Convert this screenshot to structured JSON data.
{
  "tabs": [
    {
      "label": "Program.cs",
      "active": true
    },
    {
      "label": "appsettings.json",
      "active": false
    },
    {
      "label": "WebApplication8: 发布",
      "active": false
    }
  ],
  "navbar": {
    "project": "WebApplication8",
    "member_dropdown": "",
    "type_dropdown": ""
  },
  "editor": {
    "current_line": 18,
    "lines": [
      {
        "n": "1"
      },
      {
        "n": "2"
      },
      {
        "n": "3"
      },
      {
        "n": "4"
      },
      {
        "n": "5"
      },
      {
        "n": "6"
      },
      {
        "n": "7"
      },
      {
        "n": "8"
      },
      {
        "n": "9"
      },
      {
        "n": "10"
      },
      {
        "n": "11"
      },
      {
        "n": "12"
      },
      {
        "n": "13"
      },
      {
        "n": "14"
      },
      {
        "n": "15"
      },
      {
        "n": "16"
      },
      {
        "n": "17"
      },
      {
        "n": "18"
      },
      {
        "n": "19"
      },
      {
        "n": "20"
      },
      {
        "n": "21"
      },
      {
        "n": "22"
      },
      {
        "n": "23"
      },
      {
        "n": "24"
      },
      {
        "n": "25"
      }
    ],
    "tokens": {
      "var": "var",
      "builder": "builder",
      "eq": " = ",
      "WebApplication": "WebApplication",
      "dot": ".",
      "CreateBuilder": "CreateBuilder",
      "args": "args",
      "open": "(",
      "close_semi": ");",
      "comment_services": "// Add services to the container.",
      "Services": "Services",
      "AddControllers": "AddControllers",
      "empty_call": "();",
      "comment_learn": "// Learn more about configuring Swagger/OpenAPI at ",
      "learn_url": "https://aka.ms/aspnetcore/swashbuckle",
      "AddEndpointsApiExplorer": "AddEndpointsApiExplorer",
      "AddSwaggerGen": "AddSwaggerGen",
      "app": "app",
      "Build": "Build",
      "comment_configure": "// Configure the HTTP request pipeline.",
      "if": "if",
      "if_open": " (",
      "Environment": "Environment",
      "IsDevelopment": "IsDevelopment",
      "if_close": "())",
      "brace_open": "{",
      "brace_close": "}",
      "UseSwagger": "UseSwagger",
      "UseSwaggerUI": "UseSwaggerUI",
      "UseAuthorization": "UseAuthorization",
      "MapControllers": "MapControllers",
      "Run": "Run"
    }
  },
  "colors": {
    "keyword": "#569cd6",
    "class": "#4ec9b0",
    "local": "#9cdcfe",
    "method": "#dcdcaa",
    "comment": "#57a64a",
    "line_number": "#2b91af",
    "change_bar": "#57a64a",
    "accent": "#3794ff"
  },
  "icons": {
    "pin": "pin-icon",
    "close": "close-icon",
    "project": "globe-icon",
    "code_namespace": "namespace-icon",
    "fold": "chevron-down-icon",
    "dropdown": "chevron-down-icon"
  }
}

________________

### What is required
Extract each entry in full and write it down exactly.

### Answer to the exercise
Convert this screenshot to structured JSON data.
{
  "tabs": [
    {
      "label": "Program.cs",
      "active": true
    },
    {
      "label": "appsettings.json",
      "active": false
    },
    {
      "label": "WebApplication8: 发布",
      "active": false
    }
  ],
  "navbar": {
    "project": "WebApplication8",
    "member_dropdown": "",
    "type_dropdown": ""
  },
  "editor": {
    "current_line": 18,
    "lines": [
      {
        "n": "1"
      },
      {
        "n": "2"
      },
      {
        "n": "3"
      },
      {
        "n": "4"
      },
      {
        "n": "5"
      },
      {
        "n": "6"
      },
      {
        "n": "7"
      },
      {
        "n": "8"
      },
      {
        "n": "9"
      },
      {
        "n": "10"
      },
      {
        "n": "11"
      },
      {
        "n": "12"
      },
      {
        "n": "13"
      },
      {
        "n": "14"
      },
      {
        "n": "15"
      },
      {
        "n": "16"
      },
      {
        "n": "17"
      },
      {
        "n": "18"
      },
      {
        "n": "19"
      },
      {
        "n": "20"
      },
      {
        "n": "21"
      },
      {
        "n": "22"
      },
      {
        "n": "23"
      },
      {
        "n": "24"
      },
      {
        "n": "25"
      }
    ],
    "tokens": {
      "var": "var",
      "builder": "builder",
      "eq": " = ",
      "WebApplication": "WebApplication",
      "dot": ".",
      "CreateBuilder": "CreateBuilder",
      "args": "args",
      "open": "(",
      "close_semi": ");",
      "comment_services": "// Add services to the container.",
      "Services": "Services",
      "AddControllers": "AddControllers",
      "empty_call": "();",
      "comment_learn": "// Learn more about configuring Swagger/OpenAPI at ",
      "learn_url": "https://aka.ms/aspnetcore/swashbuckle",
      "AddEndpointsApiExplorer": "AddEndpointsApiExplorer",
      "AddSwaggerGen": "AddSwaggerGen",
      "app": "app",
      "Build": "Build",
      "comment_configure": "// Configure the HTTP request pipeline.",
      "if": "if",
      "if_open": " (",
      "Environment": "Environment",
      "IsDevelopment": "IsDevelopment",
      "if_close": "())",
      "brace_open": "{",
      "brace_close": "}",
      "UseSwagger": "UseSwagger",
      "UseSwaggerUI": "UseSwaggerUI",
      "UseAuthorization": "UseAuthorization",
      "MapControllers": "MapControllers",
      "Run": "Run"
    }
  },
  "colors": {
    "keyword": "#569cd6",
    "class": "#4ec9b0",
    "local": "#9cdcfe",
    "method": "#dcdcaa",
    "comment": "#57a64a",
    "line_number": "#2b91af",
    "change_bar": "#57a64a",
    "accent": "#3794ff"
  },
  "icons": {
    "pin": "pin-icon",
    "close": "close-icon",
    "project": "globe-icon",
    "code_namespace": "namespace-icon",
    "fold": "chevron-down-icon",
    "dropdown": "chevron-down-icon"
  }
}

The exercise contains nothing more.